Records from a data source
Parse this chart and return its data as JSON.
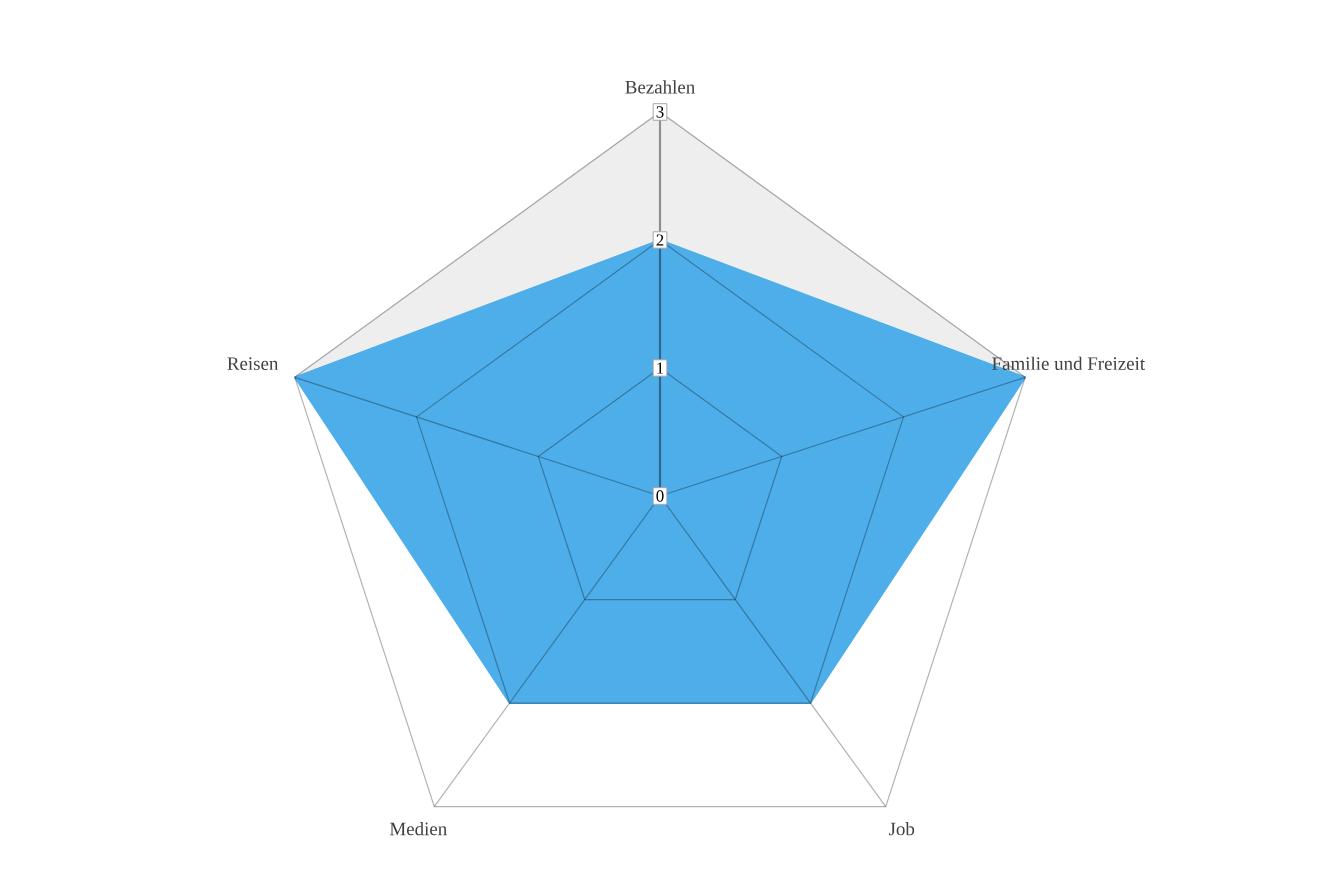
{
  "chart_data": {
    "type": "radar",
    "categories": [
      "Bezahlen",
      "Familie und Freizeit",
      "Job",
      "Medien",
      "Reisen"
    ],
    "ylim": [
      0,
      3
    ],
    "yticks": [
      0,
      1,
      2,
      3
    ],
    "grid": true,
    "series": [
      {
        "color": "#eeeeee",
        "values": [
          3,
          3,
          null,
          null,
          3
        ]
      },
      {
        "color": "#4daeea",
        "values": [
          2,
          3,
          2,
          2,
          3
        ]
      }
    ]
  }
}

---

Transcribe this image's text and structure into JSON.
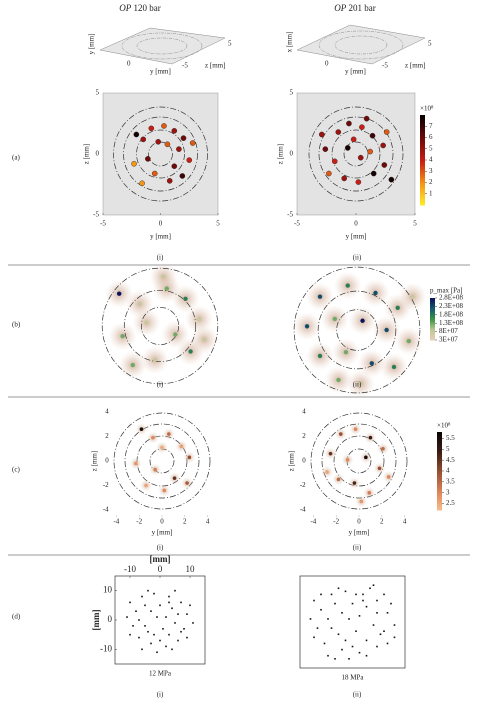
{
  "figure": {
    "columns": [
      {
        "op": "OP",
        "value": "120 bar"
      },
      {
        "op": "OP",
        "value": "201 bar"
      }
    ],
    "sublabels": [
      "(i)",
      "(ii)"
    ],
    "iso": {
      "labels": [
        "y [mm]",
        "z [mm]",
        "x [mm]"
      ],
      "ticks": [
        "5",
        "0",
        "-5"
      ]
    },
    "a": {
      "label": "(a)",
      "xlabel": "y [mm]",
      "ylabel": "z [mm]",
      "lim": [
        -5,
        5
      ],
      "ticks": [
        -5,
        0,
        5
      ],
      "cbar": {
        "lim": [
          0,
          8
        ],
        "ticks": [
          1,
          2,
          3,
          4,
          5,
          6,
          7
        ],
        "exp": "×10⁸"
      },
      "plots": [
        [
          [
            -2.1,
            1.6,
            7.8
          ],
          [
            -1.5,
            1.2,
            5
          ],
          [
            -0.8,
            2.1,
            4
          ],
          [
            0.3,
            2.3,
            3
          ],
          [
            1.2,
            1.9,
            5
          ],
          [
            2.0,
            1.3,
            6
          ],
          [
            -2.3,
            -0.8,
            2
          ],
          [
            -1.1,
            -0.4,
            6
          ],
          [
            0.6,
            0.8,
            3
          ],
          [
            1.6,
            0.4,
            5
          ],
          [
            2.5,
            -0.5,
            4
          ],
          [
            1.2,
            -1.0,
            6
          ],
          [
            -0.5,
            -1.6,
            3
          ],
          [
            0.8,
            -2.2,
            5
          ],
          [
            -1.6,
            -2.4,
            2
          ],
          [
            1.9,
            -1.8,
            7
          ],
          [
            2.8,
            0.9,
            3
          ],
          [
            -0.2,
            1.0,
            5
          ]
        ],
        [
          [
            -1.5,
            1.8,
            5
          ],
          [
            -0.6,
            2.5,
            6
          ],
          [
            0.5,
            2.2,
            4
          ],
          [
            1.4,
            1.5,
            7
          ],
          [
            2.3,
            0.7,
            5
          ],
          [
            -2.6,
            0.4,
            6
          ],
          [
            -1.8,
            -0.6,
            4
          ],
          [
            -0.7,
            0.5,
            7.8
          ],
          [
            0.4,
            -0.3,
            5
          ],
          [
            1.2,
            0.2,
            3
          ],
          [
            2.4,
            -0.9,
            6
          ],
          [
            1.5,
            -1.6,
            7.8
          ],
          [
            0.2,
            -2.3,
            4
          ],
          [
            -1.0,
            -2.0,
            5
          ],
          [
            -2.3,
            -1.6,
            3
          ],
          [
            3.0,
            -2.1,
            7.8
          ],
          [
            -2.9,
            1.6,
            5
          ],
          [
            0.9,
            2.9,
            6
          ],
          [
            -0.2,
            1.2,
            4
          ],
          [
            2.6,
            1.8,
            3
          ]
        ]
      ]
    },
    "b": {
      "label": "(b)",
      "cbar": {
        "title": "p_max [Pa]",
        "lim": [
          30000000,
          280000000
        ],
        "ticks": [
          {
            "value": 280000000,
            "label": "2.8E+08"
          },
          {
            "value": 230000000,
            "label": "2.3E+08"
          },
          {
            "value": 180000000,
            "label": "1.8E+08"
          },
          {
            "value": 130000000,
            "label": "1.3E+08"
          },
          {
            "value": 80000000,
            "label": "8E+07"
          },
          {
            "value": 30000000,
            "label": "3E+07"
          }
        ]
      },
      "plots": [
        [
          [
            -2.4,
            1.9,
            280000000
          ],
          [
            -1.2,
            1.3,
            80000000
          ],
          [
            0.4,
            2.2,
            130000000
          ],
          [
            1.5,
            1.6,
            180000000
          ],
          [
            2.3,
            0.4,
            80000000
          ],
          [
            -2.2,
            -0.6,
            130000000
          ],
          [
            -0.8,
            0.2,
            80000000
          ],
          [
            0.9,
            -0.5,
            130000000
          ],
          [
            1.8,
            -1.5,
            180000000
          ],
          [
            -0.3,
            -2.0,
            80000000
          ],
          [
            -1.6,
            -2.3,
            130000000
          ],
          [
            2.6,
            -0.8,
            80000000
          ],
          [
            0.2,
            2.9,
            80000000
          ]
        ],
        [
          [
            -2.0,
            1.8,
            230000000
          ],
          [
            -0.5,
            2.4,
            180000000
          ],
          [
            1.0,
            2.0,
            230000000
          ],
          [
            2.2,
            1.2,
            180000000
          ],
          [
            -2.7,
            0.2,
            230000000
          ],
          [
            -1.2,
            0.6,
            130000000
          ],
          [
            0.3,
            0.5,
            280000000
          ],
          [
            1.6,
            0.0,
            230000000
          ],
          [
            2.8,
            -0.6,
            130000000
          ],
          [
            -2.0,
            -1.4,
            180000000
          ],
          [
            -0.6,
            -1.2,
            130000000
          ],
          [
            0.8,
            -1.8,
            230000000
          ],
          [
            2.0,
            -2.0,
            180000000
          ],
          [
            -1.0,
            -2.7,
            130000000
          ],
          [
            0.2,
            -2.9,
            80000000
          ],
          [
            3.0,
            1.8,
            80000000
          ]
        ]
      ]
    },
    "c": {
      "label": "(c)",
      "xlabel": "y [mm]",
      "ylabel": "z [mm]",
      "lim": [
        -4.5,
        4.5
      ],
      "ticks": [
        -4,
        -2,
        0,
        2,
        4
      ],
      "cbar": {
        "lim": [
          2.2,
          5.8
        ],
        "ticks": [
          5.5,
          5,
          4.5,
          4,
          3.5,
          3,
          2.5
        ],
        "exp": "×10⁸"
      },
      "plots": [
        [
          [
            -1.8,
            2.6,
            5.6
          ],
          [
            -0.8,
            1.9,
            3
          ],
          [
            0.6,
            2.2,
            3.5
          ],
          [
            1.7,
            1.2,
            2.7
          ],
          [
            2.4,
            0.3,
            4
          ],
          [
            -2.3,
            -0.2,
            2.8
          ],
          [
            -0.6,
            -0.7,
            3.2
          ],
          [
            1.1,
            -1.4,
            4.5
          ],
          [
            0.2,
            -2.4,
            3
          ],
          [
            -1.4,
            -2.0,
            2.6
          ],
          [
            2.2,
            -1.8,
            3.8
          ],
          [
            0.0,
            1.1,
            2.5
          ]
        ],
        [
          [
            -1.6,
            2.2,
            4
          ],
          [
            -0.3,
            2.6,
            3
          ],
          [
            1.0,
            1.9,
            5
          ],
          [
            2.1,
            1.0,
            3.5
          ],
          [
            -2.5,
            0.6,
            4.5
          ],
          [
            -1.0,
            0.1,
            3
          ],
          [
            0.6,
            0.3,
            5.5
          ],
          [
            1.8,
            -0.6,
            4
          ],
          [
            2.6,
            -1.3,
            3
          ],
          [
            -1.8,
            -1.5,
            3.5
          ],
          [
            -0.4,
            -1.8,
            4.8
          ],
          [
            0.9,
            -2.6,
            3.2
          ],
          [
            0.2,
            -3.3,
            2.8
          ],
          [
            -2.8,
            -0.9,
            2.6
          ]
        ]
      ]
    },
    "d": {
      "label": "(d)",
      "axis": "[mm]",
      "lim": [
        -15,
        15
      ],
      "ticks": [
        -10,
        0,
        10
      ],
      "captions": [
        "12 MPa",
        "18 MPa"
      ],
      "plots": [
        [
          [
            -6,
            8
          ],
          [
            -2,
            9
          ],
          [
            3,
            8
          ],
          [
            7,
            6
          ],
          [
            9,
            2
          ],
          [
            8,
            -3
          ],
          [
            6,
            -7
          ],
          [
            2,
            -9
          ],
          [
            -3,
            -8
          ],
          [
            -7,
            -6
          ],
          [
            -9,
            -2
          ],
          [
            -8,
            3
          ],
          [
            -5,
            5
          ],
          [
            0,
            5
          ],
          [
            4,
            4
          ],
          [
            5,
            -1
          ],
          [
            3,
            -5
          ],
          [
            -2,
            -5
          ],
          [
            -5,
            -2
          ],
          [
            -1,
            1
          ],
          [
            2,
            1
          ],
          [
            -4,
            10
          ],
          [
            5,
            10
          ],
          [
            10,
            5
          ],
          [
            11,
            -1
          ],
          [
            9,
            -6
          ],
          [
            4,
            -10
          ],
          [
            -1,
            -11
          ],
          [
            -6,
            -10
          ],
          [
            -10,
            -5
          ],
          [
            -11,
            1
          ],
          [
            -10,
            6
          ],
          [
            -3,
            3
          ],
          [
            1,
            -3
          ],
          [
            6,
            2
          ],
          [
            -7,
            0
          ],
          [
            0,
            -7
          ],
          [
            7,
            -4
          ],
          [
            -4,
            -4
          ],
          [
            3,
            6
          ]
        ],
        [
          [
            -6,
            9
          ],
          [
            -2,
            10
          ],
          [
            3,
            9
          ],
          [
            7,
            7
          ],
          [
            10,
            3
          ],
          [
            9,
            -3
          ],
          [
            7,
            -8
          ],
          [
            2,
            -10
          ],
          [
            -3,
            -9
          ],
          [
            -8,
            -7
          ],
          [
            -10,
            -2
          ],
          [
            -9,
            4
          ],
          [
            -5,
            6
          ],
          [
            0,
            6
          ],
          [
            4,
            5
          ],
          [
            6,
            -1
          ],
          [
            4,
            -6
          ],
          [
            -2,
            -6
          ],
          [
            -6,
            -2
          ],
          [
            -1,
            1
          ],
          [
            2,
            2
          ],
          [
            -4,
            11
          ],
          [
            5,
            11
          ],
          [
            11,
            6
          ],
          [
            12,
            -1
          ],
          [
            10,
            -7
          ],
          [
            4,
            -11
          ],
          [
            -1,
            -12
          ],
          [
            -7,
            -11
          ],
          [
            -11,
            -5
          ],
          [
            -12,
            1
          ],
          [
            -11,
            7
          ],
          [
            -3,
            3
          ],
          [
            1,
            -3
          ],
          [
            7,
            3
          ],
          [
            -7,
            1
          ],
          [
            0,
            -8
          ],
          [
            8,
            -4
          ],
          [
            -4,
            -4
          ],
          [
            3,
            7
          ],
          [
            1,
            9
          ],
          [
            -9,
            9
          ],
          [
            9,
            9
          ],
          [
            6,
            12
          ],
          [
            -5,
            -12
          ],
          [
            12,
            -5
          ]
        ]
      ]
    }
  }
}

--

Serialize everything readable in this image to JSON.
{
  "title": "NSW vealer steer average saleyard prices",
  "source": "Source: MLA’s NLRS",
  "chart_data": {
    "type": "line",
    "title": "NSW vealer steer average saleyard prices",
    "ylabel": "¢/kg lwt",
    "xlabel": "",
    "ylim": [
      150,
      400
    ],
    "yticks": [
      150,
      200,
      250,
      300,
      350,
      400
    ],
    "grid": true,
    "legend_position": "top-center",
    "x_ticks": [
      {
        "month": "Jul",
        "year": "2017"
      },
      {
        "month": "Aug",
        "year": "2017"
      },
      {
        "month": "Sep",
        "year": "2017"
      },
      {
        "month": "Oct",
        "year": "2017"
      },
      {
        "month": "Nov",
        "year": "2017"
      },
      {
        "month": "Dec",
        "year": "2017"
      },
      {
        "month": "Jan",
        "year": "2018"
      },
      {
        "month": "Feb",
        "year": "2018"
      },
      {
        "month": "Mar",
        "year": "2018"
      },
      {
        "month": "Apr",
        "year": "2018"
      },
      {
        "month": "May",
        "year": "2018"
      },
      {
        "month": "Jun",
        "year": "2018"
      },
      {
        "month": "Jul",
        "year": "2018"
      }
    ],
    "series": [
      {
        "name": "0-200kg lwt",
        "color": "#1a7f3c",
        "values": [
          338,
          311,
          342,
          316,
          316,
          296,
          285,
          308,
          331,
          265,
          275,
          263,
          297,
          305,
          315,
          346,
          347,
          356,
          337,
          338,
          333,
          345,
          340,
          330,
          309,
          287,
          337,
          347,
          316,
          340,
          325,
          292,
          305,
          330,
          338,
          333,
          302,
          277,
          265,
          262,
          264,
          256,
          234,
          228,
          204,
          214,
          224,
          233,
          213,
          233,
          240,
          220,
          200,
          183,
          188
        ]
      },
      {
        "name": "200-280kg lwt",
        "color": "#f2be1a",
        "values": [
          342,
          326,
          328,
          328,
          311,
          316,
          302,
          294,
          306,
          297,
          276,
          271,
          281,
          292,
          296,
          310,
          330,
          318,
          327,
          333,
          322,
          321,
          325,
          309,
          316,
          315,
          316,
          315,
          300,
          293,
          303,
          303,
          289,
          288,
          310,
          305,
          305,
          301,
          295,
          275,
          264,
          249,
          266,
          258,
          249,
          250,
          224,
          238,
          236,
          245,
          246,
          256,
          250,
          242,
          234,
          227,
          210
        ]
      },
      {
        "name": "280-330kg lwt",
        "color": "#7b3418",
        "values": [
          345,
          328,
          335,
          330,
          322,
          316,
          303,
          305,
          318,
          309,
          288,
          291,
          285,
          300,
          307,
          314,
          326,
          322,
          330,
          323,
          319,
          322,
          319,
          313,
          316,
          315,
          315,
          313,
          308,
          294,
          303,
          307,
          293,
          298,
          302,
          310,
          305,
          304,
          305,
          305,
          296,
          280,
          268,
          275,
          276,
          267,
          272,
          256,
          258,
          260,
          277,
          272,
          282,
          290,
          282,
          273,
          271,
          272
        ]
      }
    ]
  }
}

Task requirements
From the data above, gather every line that includes the word "saleyard".

Solution to the problem
  "title": "NSW vealer steer average saleyard prices",
    "title": "NSW vealer steer average saleyard prices",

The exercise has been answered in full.